- **WORK INSTRUCTIONS**
Omit every picture and output the rest of the records exactly as they are.

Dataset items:
::::::::
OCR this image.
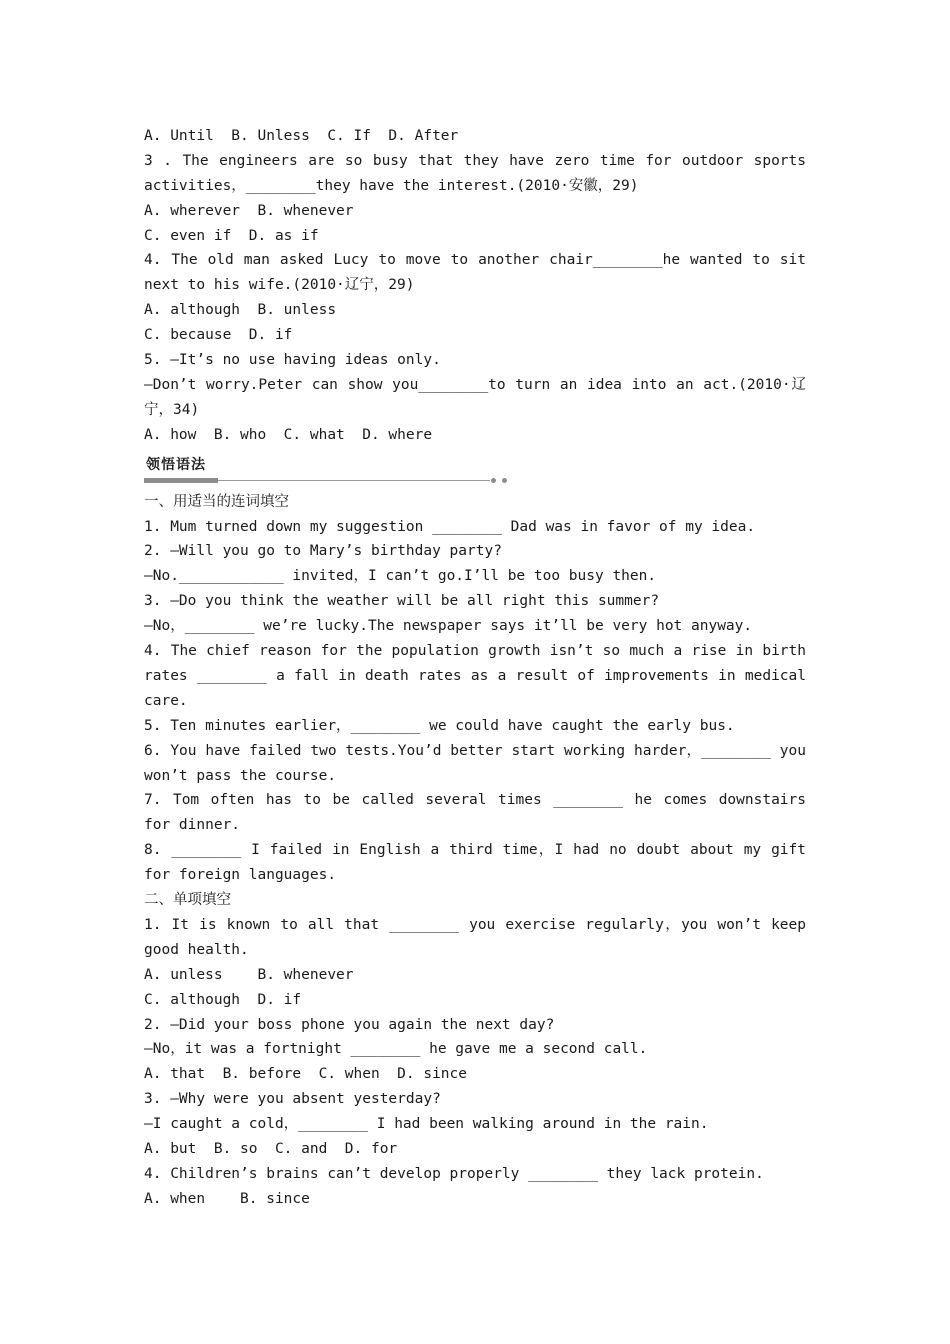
A. Until  B. Unless  C. If  D. After
3 . The engineers are so busy that they have zero time for outdoor sports activities，________they have the interest.(2010·安徽，29)
A. wherever  B. whenever
C. even if  D. as if
4. The old man asked Lucy to move to another chair________he wanted to sit next to his wife.(2010·辽宁，29)
A. although  B. unless
C. because  D. if
5. —It’s no use having ideas only.
—Don’t worry.Peter can show you________to turn an idea into an act.(2010·辽宁，34)
A. how  B. who  C. what  D. where
领悟语法
一、用适当的连词填空
1. Mum turned down my suggestion ________ Dad was in favor of my idea.
2. —Will you go to Mary’s birthday party?
—No.____________ invited，I can’t go.I’ll be too busy then.
3. —Do you think the weather will be all right this summer?
—No，________ we’re lucky.The newspaper says it’ll be very hot anyway.
4. The chief reason for the population growth isn’t so much a rise in birth rates ________ a fall in death rates as a result of improvements in medical care.
5. Ten minutes earlier，________ we could have caught the early bus.
6. You have failed two tests.You’d better start working harder，________ you won’t pass the course.
7. Tom often has to be called several times ________ he comes downstairs for dinner.
8. ________ I failed in English a third time，I had no doubt about my gift for foreign languages.
二、单项填空
1. It is known to all that ________ you exercise regularly，you won’t keep good health.
A. unless    B. whenever
C. although  D. if
2. —Did your boss phone you again the next day?
—No，it was a fortnight ________ he gave me a second call.
A. that  B. before  C. when  D. since
3. —Why were you absent yesterday?
—I caught a cold，________ I had been walking around in the rain.
A. but  B. so  C. and  D. for
4. Children’s brains can’t develop properly ________ they lack protein.
A. when    B. since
::::::::
- **COMPLETED TASK**
OCR this image.
A. Until  B. Unless  C. If  D. After
3 . The engineers are so busy that they have zero time for outdoor sports activities，________they have the interest.(2010·安徽，29)
A. wherever  B. whenever
C. even if  D. as if
4. The old man asked Lucy to move to another chair________he wanted to sit next to his wife.(2010·辽宁，29)
A. although  B. unless
C. because  D. if
5. —It’s no use having ideas only.
—Don’t worry.Peter can show you________to turn an idea into an act.(2010·辽宁，34)
A. how  B. who  C. what  D. where
领悟语法
一、用适当的连词填空
1. Mum turned down my suggestion ________ Dad was in favor of my idea.
2. —Will you go to Mary’s birthday party?
—No.____________ invited，I can’t go.I’ll be too busy then.
3. —Do you think the weather will be all right this summer?
—No，________ we’re lucky.The newspaper says it’ll be very hot anyway.
4. The chief reason for the population growth isn’t so much a rise in birth rates ________ a fall in death rates as a result of improvements in medical care.
5. Ten minutes earlier，________ we could have caught the early bus.
6. You have failed two tests.You’d better start working harder，________ you won’t pass the course.
7. Tom often has to be called several times ________ he comes downstairs for dinner.
8. ________ I failed in English a third time，I had no doubt about my gift for foreign languages.
二、单项填空
1. It is known to all that ________ you exercise regularly，you won’t keep good health.
A. unless    B. whenever
C. although  D. if
2. —Did your boss phone you again the next day?
—No，it was a fortnight ________ he gave me a second call.
A. that  B. before  C. when  D. since
3. —Why were you absent yesterday?
—I caught a cold，________ I had been walking around in the rain.
A. but  B. so  C. and  D. for
4. Children’s brains can’t develop properly ________ they lack protein.
A. when    B. since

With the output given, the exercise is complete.